EXERCISE GOAL
Can you format all of the data below as a Markdown table with the columns "No." and "Line", giving each line its own numbered row and leaving out any blank lines?

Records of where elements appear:
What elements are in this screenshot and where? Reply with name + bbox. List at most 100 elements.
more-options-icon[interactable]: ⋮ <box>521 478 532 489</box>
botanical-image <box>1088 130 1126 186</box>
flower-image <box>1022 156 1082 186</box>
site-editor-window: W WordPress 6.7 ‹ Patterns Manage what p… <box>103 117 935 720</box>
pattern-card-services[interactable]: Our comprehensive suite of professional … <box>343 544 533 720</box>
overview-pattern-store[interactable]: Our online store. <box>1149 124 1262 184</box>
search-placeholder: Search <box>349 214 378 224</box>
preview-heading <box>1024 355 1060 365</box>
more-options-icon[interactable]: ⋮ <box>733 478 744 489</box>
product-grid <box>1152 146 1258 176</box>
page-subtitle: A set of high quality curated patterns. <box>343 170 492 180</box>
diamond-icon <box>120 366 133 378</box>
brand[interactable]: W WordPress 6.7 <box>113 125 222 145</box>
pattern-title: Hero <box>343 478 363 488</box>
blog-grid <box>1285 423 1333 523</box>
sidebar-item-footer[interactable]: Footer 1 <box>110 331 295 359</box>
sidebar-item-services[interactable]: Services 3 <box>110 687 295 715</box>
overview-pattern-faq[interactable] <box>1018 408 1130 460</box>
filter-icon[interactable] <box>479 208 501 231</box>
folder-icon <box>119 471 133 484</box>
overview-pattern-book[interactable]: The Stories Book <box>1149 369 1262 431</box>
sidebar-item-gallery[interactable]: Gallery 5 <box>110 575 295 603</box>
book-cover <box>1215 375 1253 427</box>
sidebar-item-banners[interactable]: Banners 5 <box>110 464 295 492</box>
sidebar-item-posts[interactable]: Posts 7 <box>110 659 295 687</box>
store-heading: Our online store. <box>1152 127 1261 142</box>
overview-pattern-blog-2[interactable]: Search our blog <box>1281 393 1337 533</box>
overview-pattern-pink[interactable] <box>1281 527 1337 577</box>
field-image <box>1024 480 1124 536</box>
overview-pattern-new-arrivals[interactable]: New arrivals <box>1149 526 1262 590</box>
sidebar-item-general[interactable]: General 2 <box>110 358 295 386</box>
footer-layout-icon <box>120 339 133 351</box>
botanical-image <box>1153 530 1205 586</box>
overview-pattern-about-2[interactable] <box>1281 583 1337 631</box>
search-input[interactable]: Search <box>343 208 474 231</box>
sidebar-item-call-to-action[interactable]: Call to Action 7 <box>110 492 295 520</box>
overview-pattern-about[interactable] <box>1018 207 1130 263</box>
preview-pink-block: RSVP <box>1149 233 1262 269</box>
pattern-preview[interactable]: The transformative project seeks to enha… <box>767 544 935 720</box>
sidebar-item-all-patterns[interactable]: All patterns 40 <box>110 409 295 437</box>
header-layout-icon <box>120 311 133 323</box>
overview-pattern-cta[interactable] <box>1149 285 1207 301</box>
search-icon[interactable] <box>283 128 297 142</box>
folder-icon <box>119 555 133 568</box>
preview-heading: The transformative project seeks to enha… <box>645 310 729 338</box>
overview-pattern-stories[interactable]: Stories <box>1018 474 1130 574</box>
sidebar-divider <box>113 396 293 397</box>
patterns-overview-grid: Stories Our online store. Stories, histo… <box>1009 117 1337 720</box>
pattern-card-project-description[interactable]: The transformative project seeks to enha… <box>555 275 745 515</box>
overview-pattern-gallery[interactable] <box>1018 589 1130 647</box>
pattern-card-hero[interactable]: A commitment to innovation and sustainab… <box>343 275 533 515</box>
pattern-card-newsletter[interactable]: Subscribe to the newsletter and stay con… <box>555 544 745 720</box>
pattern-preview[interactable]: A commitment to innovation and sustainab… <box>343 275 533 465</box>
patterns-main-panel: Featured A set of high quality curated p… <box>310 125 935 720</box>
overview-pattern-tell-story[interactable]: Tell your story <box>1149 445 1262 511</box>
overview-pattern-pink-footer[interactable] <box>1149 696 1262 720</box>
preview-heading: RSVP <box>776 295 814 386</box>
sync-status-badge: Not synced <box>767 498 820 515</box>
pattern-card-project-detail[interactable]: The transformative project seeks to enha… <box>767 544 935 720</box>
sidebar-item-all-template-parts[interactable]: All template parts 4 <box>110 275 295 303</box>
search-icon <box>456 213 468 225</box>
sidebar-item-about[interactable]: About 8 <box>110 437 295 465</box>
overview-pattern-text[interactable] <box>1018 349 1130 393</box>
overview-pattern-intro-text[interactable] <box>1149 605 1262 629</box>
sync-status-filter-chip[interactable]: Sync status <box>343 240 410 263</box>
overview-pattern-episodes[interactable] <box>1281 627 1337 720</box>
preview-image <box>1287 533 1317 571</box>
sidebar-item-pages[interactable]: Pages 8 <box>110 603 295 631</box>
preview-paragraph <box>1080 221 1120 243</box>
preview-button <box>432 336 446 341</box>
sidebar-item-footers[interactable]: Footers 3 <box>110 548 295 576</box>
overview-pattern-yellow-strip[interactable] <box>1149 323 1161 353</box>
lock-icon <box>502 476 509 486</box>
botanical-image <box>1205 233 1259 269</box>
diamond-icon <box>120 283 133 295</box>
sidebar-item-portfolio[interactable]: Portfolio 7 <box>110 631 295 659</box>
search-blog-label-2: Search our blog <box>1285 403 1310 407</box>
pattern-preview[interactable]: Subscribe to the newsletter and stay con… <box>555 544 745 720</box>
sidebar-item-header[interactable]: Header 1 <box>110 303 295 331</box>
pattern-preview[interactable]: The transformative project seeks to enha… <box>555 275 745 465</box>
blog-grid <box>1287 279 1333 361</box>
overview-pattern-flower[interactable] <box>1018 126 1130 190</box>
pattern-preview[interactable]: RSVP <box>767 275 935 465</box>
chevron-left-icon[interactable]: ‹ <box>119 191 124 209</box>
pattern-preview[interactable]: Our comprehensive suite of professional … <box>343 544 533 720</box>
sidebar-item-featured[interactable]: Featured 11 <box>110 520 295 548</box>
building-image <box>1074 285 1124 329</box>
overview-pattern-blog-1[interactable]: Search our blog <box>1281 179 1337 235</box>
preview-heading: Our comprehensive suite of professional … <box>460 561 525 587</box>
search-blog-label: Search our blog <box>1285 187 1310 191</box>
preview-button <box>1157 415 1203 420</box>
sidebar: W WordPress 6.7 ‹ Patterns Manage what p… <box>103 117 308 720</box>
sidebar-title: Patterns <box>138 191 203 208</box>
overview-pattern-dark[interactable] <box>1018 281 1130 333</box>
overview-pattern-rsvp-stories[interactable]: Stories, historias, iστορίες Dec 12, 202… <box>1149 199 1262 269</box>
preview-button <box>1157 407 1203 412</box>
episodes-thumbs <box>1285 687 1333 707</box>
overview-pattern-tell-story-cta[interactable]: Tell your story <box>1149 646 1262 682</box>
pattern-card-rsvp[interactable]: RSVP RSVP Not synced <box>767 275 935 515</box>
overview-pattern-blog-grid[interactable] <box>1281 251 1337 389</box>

FINISHED EXERCISE
| No. | Line |
|---|---|
| 1 | What elements are in this screenshot and where? Reply with name + bbox. List at most 100 elements. |
| 2 | more-options-icon[interactable]: ⋮ <box>521 478 532 489</box> |
| 3 | botanical-image <box>1088 130 1126 186</box> |
| 4 | flower-image <box>1022 156 1082 186</box> |
| 5 | site-editor-window: W WordPress 6.7 ‹ Patterns Manage what p… <box>103 117 935 720</box> |
| 6 | pattern-card-services[interactable]: Our comprehensive suite of professional … <box>343 544 533 720</box> |
| 7 | overview-pattern-store[interactable]: Our online store. <box>1149 124 1262 184</box> |
| 8 | search-placeholder: Search <box>349 214 378 224</box> |
| 9 | preview-heading <box>1024 355 1060 365</box> |
| 10 | more-options-icon[interactable]: ⋮ <box>733 478 744 489</box> |
| 11 | product-grid <box>1152 146 1258 176</box> |
| 12 | page-subtitle: A set of high quality curated patterns. <box>343 170 492 180</box> |
| 13 | diamond-icon <box>120 366 133 378</box> |
| 14 | brand[interactable]: W WordPress 6.7 <box>113 125 222 145</box> |
| 15 | pattern-title: Hero <box>343 478 363 488</box> |
| 16 | blog-grid <box>1285 423 1333 523</box> |
| 17 | sidebar-item-footer[interactable]: Footer 1 <box>110 331 295 359</box> |
| 18 | sidebar-item-services[interactable]: Services 3 <box>110 687 295 715</box> |
| 19 | overview-pattern-faq[interactable] <box>1018 408 1130 460</box> |
| 20 | filter-icon[interactable] <box>479 208 501 231</box> |
| 21 | folder-icon <box>119 471 133 484</box> |
| 22 | overview-pattern-book[interactable]: The Stories Book <box>1149 369 1262 431</box> |
| 23 | sidebar-item-gallery[interactable]: Gallery 5 <box>110 575 295 603</box> |
| 24 | book-cover <box>1215 375 1253 427</box> |
| 25 | sidebar-item-banners[interactable]: Banners 5 <box>110 464 295 492</box> |
| 26 | sidebar-item-posts[interactable]: Posts 7 <box>110 659 295 687</box> |
| 27 | store-heading: Our online store. <box>1152 127 1261 142</box> |
| 28 | overview-pattern-blog-2[interactable]: Search our blog <box>1281 393 1337 533</box> |
| 29 | overview-pattern-pink[interactable] <box>1281 527 1337 577</box> |
| 30 | field-image <box>1024 480 1124 536</box> |
| 31 | overview-pattern-new-arrivals[interactable]: New arrivals <box>1149 526 1262 590</box> |
| 32 | sidebar-item-general[interactable]: General 2 <box>110 358 295 386</box> |
| 33 | footer-layout-icon <box>120 339 133 351</box> |
| 34 | botanical-image <box>1153 530 1205 586</box> |
| 35 | overview-pattern-about-2[interactable] <box>1281 583 1337 631</box> |
| 36 | search-input[interactable]: Search <box>343 208 474 231</box> |
| 37 | sidebar-item-call-to-action[interactable]: Call to Action 7 <box>110 492 295 520</box> |
| 38 | overview-pattern-about[interactable] <box>1018 207 1130 263</box> |
| 39 | preview-pink-block: RSVP <box>1149 233 1262 269</box> |
| 40 | pattern-preview[interactable]: The transformative project seeks to enha… <box>767 544 935 720</box> |
| 41 | sidebar-item-all-patterns[interactable]: All patterns 40 <box>110 409 295 437</box> |
| 42 | header-layout-icon <box>120 311 133 323</box> |
| 43 | overview-pattern-cta[interactable] <box>1149 285 1207 301</box> |
| 44 | search-icon[interactable] <box>283 128 297 142</box> |
| 45 | folder-icon <box>119 555 133 568</box> |
| 46 | preview-heading: The transformative project seeks to enha… <box>645 310 729 338</box> |
| 47 | overview-pattern-stories[interactable]: Stories <box>1018 474 1130 574</box> |
| 48 | sidebar-divider <box>113 396 293 397</box> |
| 49 | patterns-overview-grid: Stories Our online store. Stories, histo… <box>1009 117 1337 720</box> |
| 50 | pattern-card-project-description[interactable]: The transformative project seeks to enha… <box>555 275 745 515</box> |
| 51 | overview-pattern-gallery[interactable] <box>1018 589 1130 647</box> |
| 52 | pattern-card-hero[interactable]: A commitment to innovation and sustainab… <box>343 275 533 515</box> |
| 53 | pattern-card-newsletter[interactable]: Subscribe to the newsletter and stay con… <box>555 544 745 720</box> |
| 54 | pattern-preview[interactable]: A commitment to innovation and sustainab… <box>343 275 533 465</box> |
| 55 | patterns-main-panel: Featured A set of high quality curated p… <box>310 125 935 720</box> |
| 56 | overview-pattern-tell-story[interactable]: Tell your story <box>1149 445 1262 511</box> |
| 57 | overview-pattern-pink-footer[interactable] <box>1149 696 1262 720</box> |
| 58 | preview-heading: RSVP <box>776 295 814 386</box> |
| 59 | sync-status-badge: Not synced <box>767 498 820 515</box> |
| 60 | pattern-card-project-detail[interactable]: The transformative project seeks to enha… <box>767 544 935 720</box> |
| 61 | sidebar-item-all-template-parts[interactable]: All template parts 4 <box>110 275 295 303</box> |
| 62 | search-icon <box>456 213 468 225</box> |
| 63 | sidebar-item-about[interactable]: About 8 <box>110 437 295 465</box> |
| 64 | overview-pattern-text[interactable] <box>1018 349 1130 393</box> |
| 65 | overview-pattern-intro-text[interactable] <box>1149 605 1262 629</box> |
| 66 | sync-status-filter-chip[interactable]: Sync status <box>343 240 410 263</box> |
| 67 | overview-pattern-episodes[interactable] <box>1281 627 1337 720</box> |
| 68 | preview-image <box>1287 533 1317 571</box> |
| 69 | sidebar-item-pages[interactable]: Pages 8 <box>110 603 295 631</box> |
| 70 | preview-paragraph <box>1080 221 1120 243</box> |
| 71 | preview-button <box>432 336 446 341</box> |
| 72 | sidebar-item-footers[interactable]: Footers 3 <box>110 548 295 576</box> |
| 73 | overview-pattern-yellow-strip[interactable] <box>1149 323 1161 353</box> |
| 74 | lock-icon <box>502 476 509 486</box> |
| 75 | botanical-image <box>1205 233 1259 269</box> |
| 76 | diamond-icon <box>120 283 133 295</box> |
| 77 | sidebar-item-portfolio[interactable]: Portfolio 7 <box>110 631 295 659</box> |
| 78 | search-blog-label-2: Search our blog <box>1285 403 1310 407</box> |
| 79 | pattern-preview[interactable]: Subscribe to the newsletter and stay con… <box>555 544 745 720</box> |
| 80 | sidebar-item-header[interactable]: Header 1 <box>110 303 295 331</box> |
| 81 | pattern-preview[interactable]: The transformative project seeks to enha… <box>555 275 745 465</box> |
| 82 | blog-grid <box>1287 279 1333 361</box> |
| 83 | overview-pattern-flower[interactable] <box>1018 126 1130 190</box> |
| 84 | pattern-preview[interactable]: RSVP <box>767 275 935 465</box> |
| 85 | chevron-left-icon[interactable]: ‹ <box>119 191 124 209</box> |
| 86 | pattern-preview[interactable]: Our comprehensive suite of professional … <box>343 544 533 720</box> |
| 87 | sidebar-item-featured[interactable]: Featured 11 <box>110 520 295 548</box> |
| 88 | building-image <box>1074 285 1124 329</box> |
| 89 | overview-pattern-blog-1[interactable]: Search our blog <box>1281 179 1337 235</box> |
| 90 | preview-heading: Our comprehensive suite of professional … <box>460 561 525 587</box> |
| 91 | search-blog-label: Search our blog <box>1285 187 1310 191</box> |
| 92 | preview-button <box>1157 415 1203 420</box> |
| 93 | sidebar: W WordPress 6.7 ‹ Patterns Manage what p… <box>103 117 308 720</box> |
| 94 | sidebar-title: Patterns <box>138 191 203 208</box> |
| 95 | overview-pattern-dark[interactable] <box>1018 281 1130 333</box> |
| 96 | overview-pattern-rsvp-stories[interactable]: Stories, historias, iστορίες Dec 12, 202… <box>1149 199 1262 269</box> |
| 97 | preview-button <box>1157 407 1203 412</box> |
| 98 | episodes-thumbs <box>1285 687 1333 707</box> |
| 99 | overview-pattern-tell-story-cta[interactable]: Tell your story <box>1149 646 1262 682</box> |
| 100 | pattern-card-rsvp[interactable]: RSVP RSVP Not synced <box>767 275 935 515</box> |
| 101 | overview-pattern-blog-grid[interactable] <box>1281 251 1337 389</box> |